** start Data for this exercise **

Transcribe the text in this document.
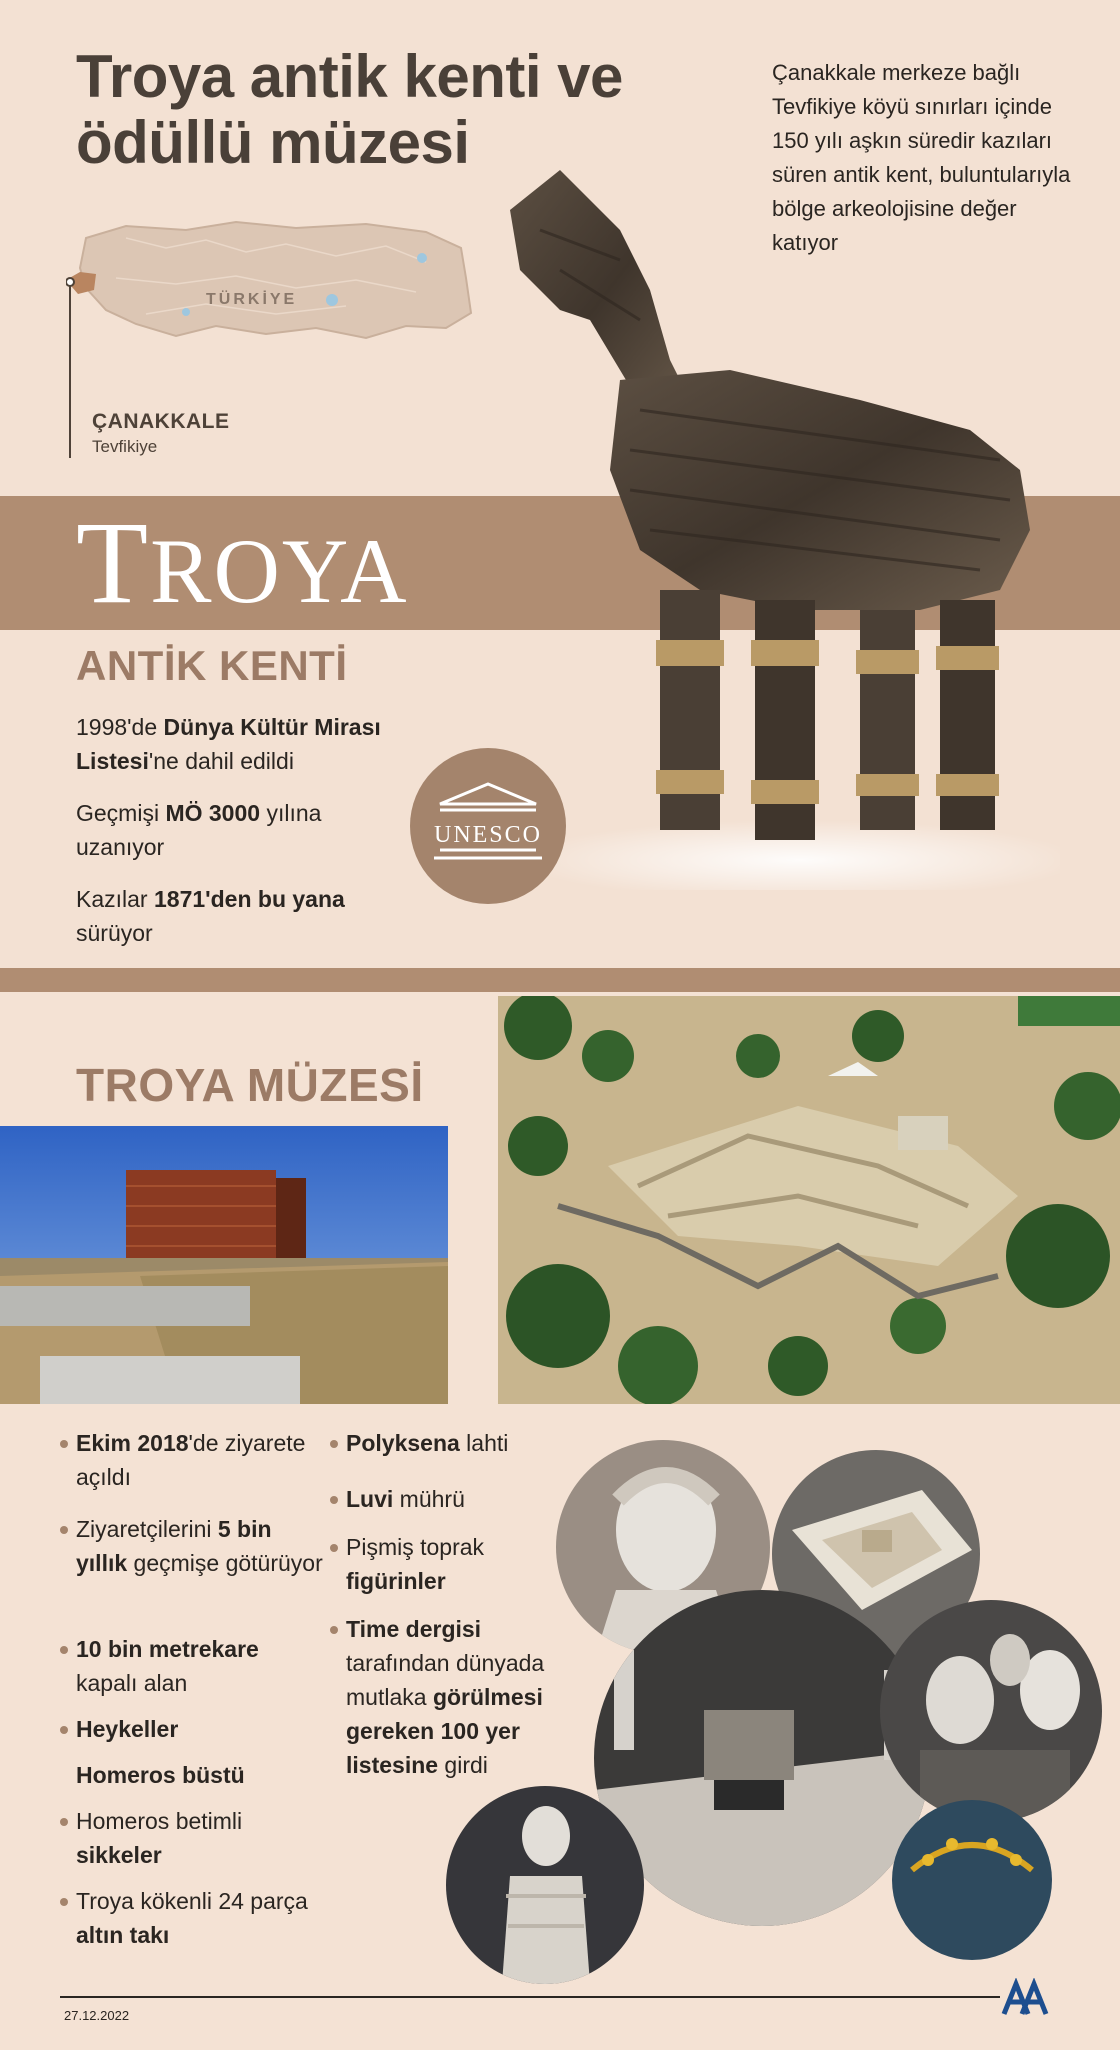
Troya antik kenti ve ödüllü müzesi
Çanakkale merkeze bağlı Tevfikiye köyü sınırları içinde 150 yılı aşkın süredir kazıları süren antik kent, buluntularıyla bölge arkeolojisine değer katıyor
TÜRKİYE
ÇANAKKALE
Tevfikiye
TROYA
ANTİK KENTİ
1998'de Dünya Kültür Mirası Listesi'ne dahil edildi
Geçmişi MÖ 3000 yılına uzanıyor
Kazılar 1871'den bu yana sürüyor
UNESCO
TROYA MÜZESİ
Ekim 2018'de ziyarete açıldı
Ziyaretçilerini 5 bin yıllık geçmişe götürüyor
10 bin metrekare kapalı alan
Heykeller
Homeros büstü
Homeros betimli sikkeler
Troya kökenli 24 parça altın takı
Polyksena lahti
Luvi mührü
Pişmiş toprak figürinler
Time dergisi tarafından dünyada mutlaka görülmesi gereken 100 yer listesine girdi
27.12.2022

** end Data for this exercise **

### What this task involves
Repeat the listing above exactly, with no pictures.

### Right answer
Transcribe the text in this document.
Troya antik kenti ve ödüllü müzesi
Çanakkale merkeze bağlı Tevfikiye köyü sınırları içinde 150 yılı aşkın süredir kazıları süren antik kent, buluntularıyla bölge arkeolojisine değer katıyor
TÜRKİYE
ÇANAKKALE
Tevfikiye
TROYA
ANTİK KENTİ
1998'de Dünya Kültür Mirası Listesi'ne dahil edildi
Geçmişi MÖ 3000 yılına uzanıyor
Kazılar 1871'den bu yana sürüyor
UNESCO
TROYA MÜZESİ
Ekim 2018'de ziyarete açıldı
Ziyaretçilerini 5 bin yıllık geçmişe götürüyor
10 bin metrekare kapalı alan
Heykeller
Homeros büstü
Homeros betimli sikkeler
Troya kökenli 24 parça altın takı
Polyksena lahti
Luvi mührü
Pişmiş toprak figürinler
Time dergisi tarafından dünyada mutlaka görülmesi gereken 100 yer listesine girdi
27.12.2022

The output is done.